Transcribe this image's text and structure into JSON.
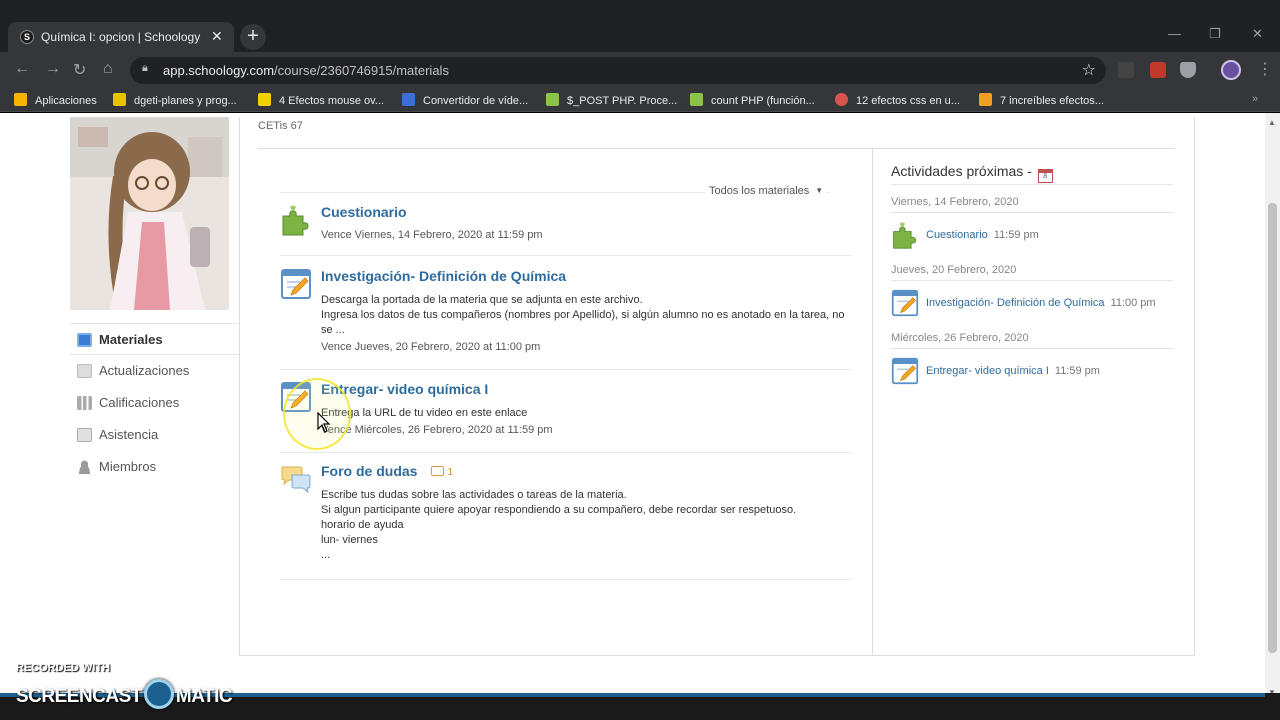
{
  "browser": {
    "tab_title": "Química I: opcion | Schoology",
    "tab_favicon_letter": "S",
    "url_host": "app.schoology.com",
    "url_path": "/course/2360746915/materials",
    "bookmarks": [
      {
        "label": "Aplicaciones",
        "color": "#f4b400"
      },
      {
        "label": "dgeti-planes y prog...",
        "color": "#e8c400"
      },
      {
        "label": "4 Efectos mouse ov...",
        "color": "#f5d000"
      },
      {
        "label": "Convertidor de víde...",
        "color": "#3b6fd6"
      },
      {
        "label": "$_POST PHP. Proce...",
        "color": "#8bc34a"
      },
      {
        "label": "count PHP (función...",
        "color": "#8bc34a"
      },
      {
        "label": "12 efectos css en u...",
        "color": "#d9534f"
      },
      {
        "label": "7 increíbles efectos...",
        "color": "#f0a020"
      }
    ]
  },
  "course": {
    "subtitle": "CETis 67"
  },
  "left_nav": [
    {
      "label": "Materiales",
      "active": true,
      "color": "#3a7bd5"
    },
    {
      "label": "Actualizaciones",
      "active": false,
      "color": "#bbbbbb"
    },
    {
      "label": "Calificaciones",
      "active": false,
      "color": "#aaaaaa"
    },
    {
      "label": "Asistencia",
      "active": false,
      "color": "#aaaaaa"
    },
    {
      "label": "Miembros",
      "active": false,
      "color": "#999999"
    }
  ],
  "materials": {
    "filter_label": "Todos los materiales",
    "items": [
      {
        "type": "quiz",
        "title": "Cuestionario",
        "body": [],
        "due": "Vence Viernes, 14 Febrero, 2020 at 11:59 pm"
      },
      {
        "type": "assignment",
        "title": "Investigación- Definición de Química",
        "body": [
          "Descarga la portada de la materia que se adjunta en este archivo.",
          "Ingresa los datos de tus compañeros (nombres por Apellido), si algún alumno no es anotado en la tarea, no se ..."
        ],
        "due": "Vence Jueves, 20 Febrero, 2020 at 11:00 pm"
      },
      {
        "type": "assignment",
        "title": "Entregar- video química I",
        "body": [
          "Entrega la URL de tu video en este enlace"
        ],
        "due": "Vence Miércoles, 26 Febrero, 2020 at 11:59 pm"
      },
      {
        "type": "discussion",
        "title": "Foro de dudas",
        "comment_count": "1",
        "body": [
          "Escribe tus dudas sobre las actividades o tareas de la materia.",
          "Si algun participante quiere apoyar respondiendo a su compañero, debe recordar ser respetuoso.",
          "horario de ayuda",
          "lun- viernes",
          "..."
        ],
        "due": ""
      }
    ]
  },
  "upcoming": {
    "title": "Actividades próximas -",
    "calendar_day": "8",
    "groups": [
      {
        "date": "Viernes, 14 Febrero, 2020",
        "item": "Cuestionario",
        "time": "11:59 pm",
        "type": "quiz"
      },
      {
        "date": "Jueves, 20 Febrero, 2020",
        "item": "Investigación- Definición de Química",
        "time": "11:00 pm",
        "type": "assignment"
      },
      {
        "date": "Miércoles, 26 Febrero, 2020",
        "item": "Entregar- video química I",
        "time": "11:59 pm",
        "type": "assignment"
      }
    ]
  },
  "watermark": {
    "line1": "RECORDED WITH",
    "brand_left": "SCREENCAST",
    "brand_right": "MATIC"
  },
  "colors": {
    "link": "#2e6c9f",
    "quiz_green": "#7cb342",
    "assignment_blue": "#5b8fc7"
  }
}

====

Objective:
Return a copy of every line that includes the word "Investigación".

Answer for this exercise:
        "title": "Investigación- Definición de Química",
        "item": "Investigación- Definición de Química",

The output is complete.